• **GIVEN EXERCISE**
Exactly reproduce all the records, keeping pictures out of the copy.

** begin **

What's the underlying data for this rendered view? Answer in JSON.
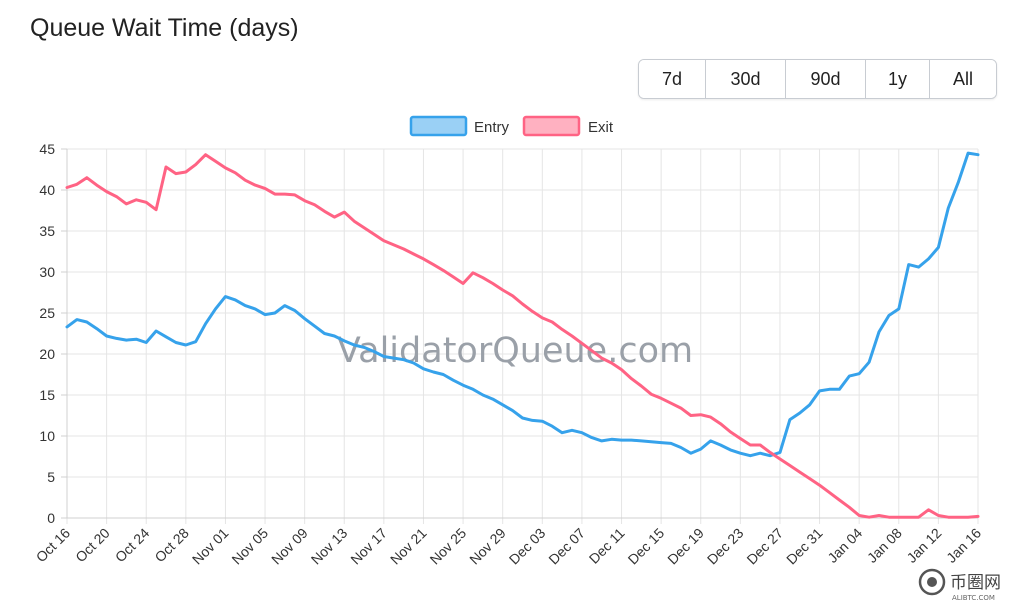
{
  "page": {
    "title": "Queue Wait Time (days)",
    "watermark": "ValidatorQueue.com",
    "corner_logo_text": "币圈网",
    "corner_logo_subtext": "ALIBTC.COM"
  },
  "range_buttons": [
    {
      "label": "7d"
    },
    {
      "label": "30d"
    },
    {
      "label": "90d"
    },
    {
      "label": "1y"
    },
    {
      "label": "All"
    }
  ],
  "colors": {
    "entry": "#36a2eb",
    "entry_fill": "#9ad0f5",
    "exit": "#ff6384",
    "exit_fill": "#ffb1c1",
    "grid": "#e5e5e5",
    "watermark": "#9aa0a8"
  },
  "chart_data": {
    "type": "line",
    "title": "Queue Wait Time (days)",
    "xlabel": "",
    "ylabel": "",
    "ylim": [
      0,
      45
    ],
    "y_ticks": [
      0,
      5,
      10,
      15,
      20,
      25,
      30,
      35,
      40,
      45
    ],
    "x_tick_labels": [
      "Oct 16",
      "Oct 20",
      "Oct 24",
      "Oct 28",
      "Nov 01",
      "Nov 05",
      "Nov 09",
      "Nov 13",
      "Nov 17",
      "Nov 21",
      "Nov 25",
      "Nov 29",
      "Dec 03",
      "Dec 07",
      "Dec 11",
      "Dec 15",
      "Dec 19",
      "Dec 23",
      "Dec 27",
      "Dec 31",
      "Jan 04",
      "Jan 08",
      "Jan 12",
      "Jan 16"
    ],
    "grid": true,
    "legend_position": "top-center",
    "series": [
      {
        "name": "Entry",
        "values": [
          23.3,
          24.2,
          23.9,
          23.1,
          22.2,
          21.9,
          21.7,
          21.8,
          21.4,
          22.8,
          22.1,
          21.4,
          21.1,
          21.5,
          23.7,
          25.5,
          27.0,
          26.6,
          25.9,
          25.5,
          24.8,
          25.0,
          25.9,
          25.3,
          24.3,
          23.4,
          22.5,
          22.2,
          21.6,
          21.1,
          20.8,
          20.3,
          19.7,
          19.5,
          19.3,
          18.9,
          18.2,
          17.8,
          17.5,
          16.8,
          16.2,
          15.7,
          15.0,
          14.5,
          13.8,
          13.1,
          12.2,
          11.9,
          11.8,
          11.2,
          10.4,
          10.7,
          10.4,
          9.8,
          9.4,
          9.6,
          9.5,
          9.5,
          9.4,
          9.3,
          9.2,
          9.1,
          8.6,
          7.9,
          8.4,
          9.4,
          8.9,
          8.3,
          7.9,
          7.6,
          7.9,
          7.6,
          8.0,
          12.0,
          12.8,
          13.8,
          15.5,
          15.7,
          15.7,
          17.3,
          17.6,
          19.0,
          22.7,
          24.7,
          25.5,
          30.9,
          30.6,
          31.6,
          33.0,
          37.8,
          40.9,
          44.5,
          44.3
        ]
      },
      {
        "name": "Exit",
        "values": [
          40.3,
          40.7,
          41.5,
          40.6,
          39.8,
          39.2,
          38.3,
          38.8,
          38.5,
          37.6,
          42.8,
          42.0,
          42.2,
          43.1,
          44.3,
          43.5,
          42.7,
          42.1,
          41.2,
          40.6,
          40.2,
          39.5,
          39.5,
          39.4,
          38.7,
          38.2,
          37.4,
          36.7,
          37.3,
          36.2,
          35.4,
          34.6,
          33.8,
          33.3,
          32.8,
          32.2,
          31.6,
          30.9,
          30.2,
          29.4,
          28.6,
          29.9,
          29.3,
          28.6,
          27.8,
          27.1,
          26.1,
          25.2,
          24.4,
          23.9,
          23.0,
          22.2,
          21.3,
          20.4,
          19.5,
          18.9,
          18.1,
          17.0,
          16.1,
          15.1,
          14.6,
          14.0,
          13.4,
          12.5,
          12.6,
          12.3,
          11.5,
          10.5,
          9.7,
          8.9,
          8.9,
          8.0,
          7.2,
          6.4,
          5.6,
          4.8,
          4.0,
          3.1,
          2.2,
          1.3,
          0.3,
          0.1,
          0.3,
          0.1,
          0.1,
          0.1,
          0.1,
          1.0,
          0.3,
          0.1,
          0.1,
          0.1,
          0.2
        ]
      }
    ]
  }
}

** end **

• **THE RESULT**
What's the underlying data for this rendered view? Answer in JSON.
{
  "page": {
    "title": "Queue Wait Time (days)",
    "watermark": "ValidatorQueue.com",
    "corner_logo_text": "币圈网",
    "corner_logo_subtext": "ALIBTC.COM"
  },
  "range_buttons": [
    {
      "label": "7d"
    },
    {
      "label": "30d"
    },
    {
      "label": "90d"
    },
    {
      "label": "1y"
    },
    {
      "label": "All"
    }
  ],
  "colors": {
    "entry": "#36a2eb",
    "entry_fill": "#9ad0f5",
    "exit": "#ff6384",
    "exit_fill": "#ffb1c1",
    "grid": "#e5e5e5",
    "watermark": "#9aa0a8"
  },
  "chart_data": {
    "type": "line",
    "title": "Queue Wait Time (days)",
    "xlabel": "",
    "ylabel": "",
    "ylim": [
      0,
      45
    ],
    "y_ticks": [
      0,
      5,
      10,
      15,
      20,
      25,
      30,
      35,
      40,
      45
    ],
    "x_tick_labels": [
      "Oct 16",
      "Oct 20",
      "Oct 24",
      "Oct 28",
      "Nov 01",
      "Nov 05",
      "Nov 09",
      "Nov 13",
      "Nov 17",
      "Nov 21",
      "Nov 25",
      "Nov 29",
      "Dec 03",
      "Dec 07",
      "Dec 11",
      "Dec 15",
      "Dec 19",
      "Dec 23",
      "Dec 27",
      "Dec 31",
      "Jan 04",
      "Jan 08",
      "Jan 12",
      "Jan 16"
    ],
    "grid": true,
    "legend_position": "top-center",
    "series": [
      {
        "name": "Entry",
        "values": [
          23.3,
          24.2,
          23.9,
          23.1,
          22.2,
          21.9,
          21.7,
          21.8,
          21.4,
          22.8,
          22.1,
          21.4,
          21.1,
          21.5,
          23.7,
          25.5,
          27.0,
          26.6,
          25.9,
          25.5,
          24.8,
          25.0,
          25.9,
          25.3,
          24.3,
          23.4,
          22.5,
          22.2,
          21.6,
          21.1,
          20.8,
          20.3,
          19.7,
          19.5,
          19.3,
          18.9,
          18.2,
          17.8,
          17.5,
          16.8,
          16.2,
          15.7,
          15.0,
          14.5,
          13.8,
          13.1,
          12.2,
          11.9,
          11.8,
          11.2,
          10.4,
          10.7,
          10.4,
          9.8,
          9.4,
          9.6,
          9.5,
          9.5,
          9.4,
          9.3,
          9.2,
          9.1,
          8.6,
          7.9,
          8.4,
          9.4,
          8.9,
          8.3,
          7.9,
          7.6,
          7.9,
          7.6,
          8.0,
          12.0,
          12.8,
          13.8,
          15.5,
          15.7,
          15.7,
          17.3,
          17.6,
          19.0,
          22.7,
          24.7,
          25.5,
          30.9,
          30.6,
          31.6,
          33.0,
          37.8,
          40.9,
          44.5,
          44.3
        ]
      },
      {
        "name": "Exit",
        "values": [
          40.3,
          40.7,
          41.5,
          40.6,
          39.8,
          39.2,
          38.3,
          38.8,
          38.5,
          37.6,
          42.8,
          42.0,
          42.2,
          43.1,
          44.3,
          43.5,
          42.7,
          42.1,
          41.2,
          40.6,
          40.2,
          39.5,
          39.5,
          39.4,
          38.7,
          38.2,
          37.4,
          36.7,
          37.3,
          36.2,
          35.4,
          34.6,
          33.8,
          33.3,
          32.8,
          32.2,
          31.6,
          30.9,
          30.2,
          29.4,
          28.6,
          29.9,
          29.3,
          28.6,
          27.8,
          27.1,
          26.1,
          25.2,
          24.4,
          23.9,
          23.0,
          22.2,
          21.3,
          20.4,
          19.5,
          18.9,
          18.1,
          17.0,
          16.1,
          15.1,
          14.6,
          14.0,
          13.4,
          12.5,
          12.6,
          12.3,
          11.5,
          10.5,
          9.7,
          8.9,
          8.9,
          8.0,
          7.2,
          6.4,
          5.6,
          4.8,
          4.0,
          3.1,
          2.2,
          1.3,
          0.3,
          0.1,
          0.3,
          0.1,
          0.1,
          0.1,
          0.1,
          1.0,
          0.3,
          0.1,
          0.1,
          0.1,
          0.2
        ]
      }
    ]
  }
}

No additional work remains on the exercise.